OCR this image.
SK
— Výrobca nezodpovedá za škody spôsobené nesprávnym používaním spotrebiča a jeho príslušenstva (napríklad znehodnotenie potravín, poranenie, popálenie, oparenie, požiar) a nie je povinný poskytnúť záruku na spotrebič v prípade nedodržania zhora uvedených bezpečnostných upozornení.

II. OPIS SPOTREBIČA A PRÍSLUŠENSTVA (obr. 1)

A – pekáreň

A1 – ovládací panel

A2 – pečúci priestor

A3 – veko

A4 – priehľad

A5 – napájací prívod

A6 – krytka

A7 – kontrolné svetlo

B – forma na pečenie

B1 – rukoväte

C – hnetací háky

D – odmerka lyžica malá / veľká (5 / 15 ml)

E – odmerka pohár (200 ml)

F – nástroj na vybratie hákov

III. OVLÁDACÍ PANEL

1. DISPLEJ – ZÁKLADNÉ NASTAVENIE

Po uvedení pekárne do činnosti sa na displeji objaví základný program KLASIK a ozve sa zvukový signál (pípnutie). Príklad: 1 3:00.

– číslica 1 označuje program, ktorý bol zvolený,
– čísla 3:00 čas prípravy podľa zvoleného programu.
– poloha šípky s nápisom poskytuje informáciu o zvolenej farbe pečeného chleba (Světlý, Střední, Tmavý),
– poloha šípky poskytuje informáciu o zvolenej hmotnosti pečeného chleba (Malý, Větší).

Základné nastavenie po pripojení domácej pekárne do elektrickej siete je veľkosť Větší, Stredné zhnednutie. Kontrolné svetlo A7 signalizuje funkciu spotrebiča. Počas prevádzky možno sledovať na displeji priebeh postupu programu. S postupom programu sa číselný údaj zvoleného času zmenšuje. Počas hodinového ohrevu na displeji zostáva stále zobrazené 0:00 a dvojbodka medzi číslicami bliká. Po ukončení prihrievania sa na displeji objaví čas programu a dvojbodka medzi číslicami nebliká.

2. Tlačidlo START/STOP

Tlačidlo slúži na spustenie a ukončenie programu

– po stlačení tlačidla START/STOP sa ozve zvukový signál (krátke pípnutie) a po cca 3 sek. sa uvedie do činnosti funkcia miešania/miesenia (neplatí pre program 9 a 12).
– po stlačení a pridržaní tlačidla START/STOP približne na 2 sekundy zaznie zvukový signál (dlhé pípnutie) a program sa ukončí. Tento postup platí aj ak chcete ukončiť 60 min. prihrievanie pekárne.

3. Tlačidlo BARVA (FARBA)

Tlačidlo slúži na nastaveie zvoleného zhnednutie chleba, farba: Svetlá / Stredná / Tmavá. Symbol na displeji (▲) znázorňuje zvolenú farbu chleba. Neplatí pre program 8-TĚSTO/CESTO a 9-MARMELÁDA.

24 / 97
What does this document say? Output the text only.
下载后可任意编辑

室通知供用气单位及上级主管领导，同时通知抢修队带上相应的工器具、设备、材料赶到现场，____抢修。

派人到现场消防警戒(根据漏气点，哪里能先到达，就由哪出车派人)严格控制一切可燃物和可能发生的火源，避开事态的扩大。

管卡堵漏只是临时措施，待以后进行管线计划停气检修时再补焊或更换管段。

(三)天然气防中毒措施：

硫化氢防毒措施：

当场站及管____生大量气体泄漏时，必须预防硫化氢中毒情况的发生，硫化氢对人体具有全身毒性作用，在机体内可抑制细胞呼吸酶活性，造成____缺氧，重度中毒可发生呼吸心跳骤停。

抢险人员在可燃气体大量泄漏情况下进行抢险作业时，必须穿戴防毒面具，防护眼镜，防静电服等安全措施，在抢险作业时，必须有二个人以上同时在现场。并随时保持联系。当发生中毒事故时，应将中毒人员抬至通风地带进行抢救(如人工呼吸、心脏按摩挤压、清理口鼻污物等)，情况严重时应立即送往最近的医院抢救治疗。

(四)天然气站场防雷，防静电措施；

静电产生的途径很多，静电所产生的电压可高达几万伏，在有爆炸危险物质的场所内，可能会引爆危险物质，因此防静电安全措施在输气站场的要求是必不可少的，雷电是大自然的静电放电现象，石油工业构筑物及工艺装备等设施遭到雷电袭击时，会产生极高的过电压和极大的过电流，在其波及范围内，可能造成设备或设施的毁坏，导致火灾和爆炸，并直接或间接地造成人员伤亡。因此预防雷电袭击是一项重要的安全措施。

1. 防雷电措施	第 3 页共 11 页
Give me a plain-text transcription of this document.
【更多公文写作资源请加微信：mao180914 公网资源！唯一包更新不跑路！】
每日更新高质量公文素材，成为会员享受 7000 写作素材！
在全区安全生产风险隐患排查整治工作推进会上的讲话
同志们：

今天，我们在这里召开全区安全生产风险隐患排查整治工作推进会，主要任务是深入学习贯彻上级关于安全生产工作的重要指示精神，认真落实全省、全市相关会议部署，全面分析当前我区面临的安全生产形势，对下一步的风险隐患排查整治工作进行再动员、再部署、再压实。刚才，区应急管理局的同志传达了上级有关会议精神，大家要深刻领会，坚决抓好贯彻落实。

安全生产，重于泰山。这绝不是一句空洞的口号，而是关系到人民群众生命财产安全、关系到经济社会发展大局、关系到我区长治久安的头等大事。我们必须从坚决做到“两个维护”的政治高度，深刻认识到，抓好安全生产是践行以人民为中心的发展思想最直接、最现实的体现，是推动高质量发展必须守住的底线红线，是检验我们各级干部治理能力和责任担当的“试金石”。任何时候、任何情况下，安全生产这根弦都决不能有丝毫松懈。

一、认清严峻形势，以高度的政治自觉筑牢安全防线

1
========================================================================
> **Task directions**
Return every record above exactly as it appears.

> **Finished task**
OCR this image.
SK
— Výrobca nezodpovedá za škody spôsobené nesprávnym používaním spotrebiča a jeho príslušenstva (napríklad znehodnotenie potravín, poranenie, popálenie, oparenie, požiar) a nie je povinný poskytnúť záruku na spotrebič v prípade nedodržania zhora uvedených bezpečnostných upozornení.

II. OPIS SPOTREBIČA A PRÍSLUŠENSTVA (obr. 1)

A – pekáreň

A1 – ovládací panel

A2 – pečúci priestor

A3 – veko

A4 – priehľad

A5 – napájací prívod

A6 – krytka

A7 – kontrolné svetlo

B – forma na pečenie

B1 – rukoväte

C – hnetací háky

D – odmerka lyžica malá / veľká (5 / 15 ml)

E – odmerka pohár (200 ml)

F – nástroj na vybratie hákov

III. OVLÁDACÍ PANEL

1. DISPLEJ – ZÁKLADNÉ NASTAVENIE

Po uvedení pekárne do činnosti sa na displeji objaví základný program KLASIK a ozve sa zvukový signál (pípnutie). Príklad: 1 3:00.

– číslica 1 označuje program, ktorý bol zvolený,
– čísla 3:00 čas prípravy podľa zvoleného programu.
– poloha šípky s nápisom poskytuje informáciu o zvolenej farbe pečeného chleba (Světlý, Střední, Tmavý),
– poloha šípky poskytuje informáciu o zvolenej hmotnosti pečeného chleba (Malý, Větší).

Základné nastavenie po pripojení domácej pekárne do elektrickej siete je veľkosť Větší, Stredné zhnednutie. Kontrolné svetlo A7 signalizuje funkciu spotrebiča. Počas prevádzky možno sledovať na displeji priebeh postupu programu. S postupom programu sa číselný údaj zvoleného času zmenšuje. Počas hodinového ohrevu na displeji zostáva stále zobrazené 0:00 a dvojbodka medzi číslicami bliká. Po ukončení prihrievania sa na displeji objaví čas programu a dvojbodka medzi číslicami nebliká.

2. Tlačidlo START/STOP

Tlačidlo slúži na spustenie a ukončenie programu

– po stlačení tlačidla START/STOP sa ozve zvukový signál (krátke pípnutie) a po cca 3 sek. sa uvedie do činnosti funkcia miešania/miesenia (neplatí pre program 9 a 12).
– po stlačení a pridržaní tlačidla START/STOP približne na 2 sekundy zaznie zvukový signál (dlhé pípnutie) a program sa ukončí. Tento postup platí aj ak chcete ukončiť 60 min. prihrievanie pekárne.

3. Tlačidlo BARVA (FARBA)

Tlačidlo slúži na nastaveie zvoleného zhnednutie chleba, farba: Svetlá / Stredná / Tmavá. Symbol na displeji (▲) znázorňuje zvolenú farbu chleba. Neplatí pre program 8-TĚSTO/CESTO a 9-MARMELÁDA.

24 / 97
What does this document say? Output the text only.
下载后可任意编辑

室通知供用气单位及上级主管领导，同时通知抢修队带上相应的工器具、设备、材料赶到现场，____抢修。

派人到现场消防警戒(根据漏气点，哪里能先到达，就由哪出车派人)严格控制一切可燃物和可能发生的火源，避开事态的扩大。

管卡堵漏只是临时措施，待以后进行管线计划停气检修时再补焊或更换管段。

(三)天然气防中毒措施：

硫化氢防毒措施：

当场站及管____生大量气体泄漏时，必须预防硫化氢中毒情况的发生，硫化氢对人体具有全身毒性作用，在机体内可抑制细胞呼吸酶活性，造成____缺氧，重度中毒可发生呼吸心跳骤停。

抢险人员在可燃气体大量泄漏情况下进行抢险作业时，必须穿戴防毒面具，防护眼镜，防静电服等安全措施，在抢险作业时，必须有二个人以上同时在现场。并随时保持联系。当发生中毒事故时，应将中毒人员抬至通风地带进行抢救(如人工呼吸、心脏按摩挤压、清理口鼻污物等)，情况严重时应立即送往最近的医院抢救治疗。

(四)天然气站场防雷，防静电措施；

静电产生的途径很多，静电所产生的电压可高达几万伏，在有爆炸危险物质的场所内，可能会引爆危险物质，因此防静电安全措施在输气站场的要求是必不可少的，雷电是大自然的静电放电现象，石油工业构筑物及工艺装备等设施遭到雷电袭击时，会产生极高的过电压和极大的过电流，在其波及范围内，可能造成设备或设施的毁坏，导致火灾和爆炸，并直接或间接地造成人员伤亡。因此预防雷电袭击是一项重要的安全措施。

1. 防雷电措施	第 3 页共 11 页
Give me a plain-text transcription of this document.
【更多公文写作资源请加微信：mao180914 公网资源！唯一包更新不跑路！】
每日更新高质量公文素材，成为会员享受 7000 写作素材！
在全区安全生产风险隐患排查整治工作推进会上的讲话
同志们：

今天，我们在这里召开全区安全生产风险隐患排查整治工作推进会，主要任务是深入学习贯彻上级关于安全生产工作的重要指示精神，认真落实全省、全市相关会议部署，全面分析当前我区面临的安全生产形势，对下一步的风险隐患排查整治工作进行再动员、再部署、再压实。刚才，区应急管理局的同志传达了上级有关会议精神，大家要深刻领会，坚决抓好贯彻落实。

安全生产，重于泰山。这绝不是一句空洞的口号，而是关系到人民群众生命财产安全、关系到经济社会发展大局、关系到我区长治久安的头等大事。我们必须从坚决做到“两个维护”的政治高度，深刻认识到，抓好安全生产是践行以人民为中心的发展思想最直接、最现实的体现，是推动高质量发展必须守住的底线红线，是检验我们各级干部治理能力和责任担当的“试金石”。任何时候、任何情况下，安全生产这根弦都决不能有丝毫松懈。

一、认清严峻形势，以高度的政治自觉筑牢安全防线

1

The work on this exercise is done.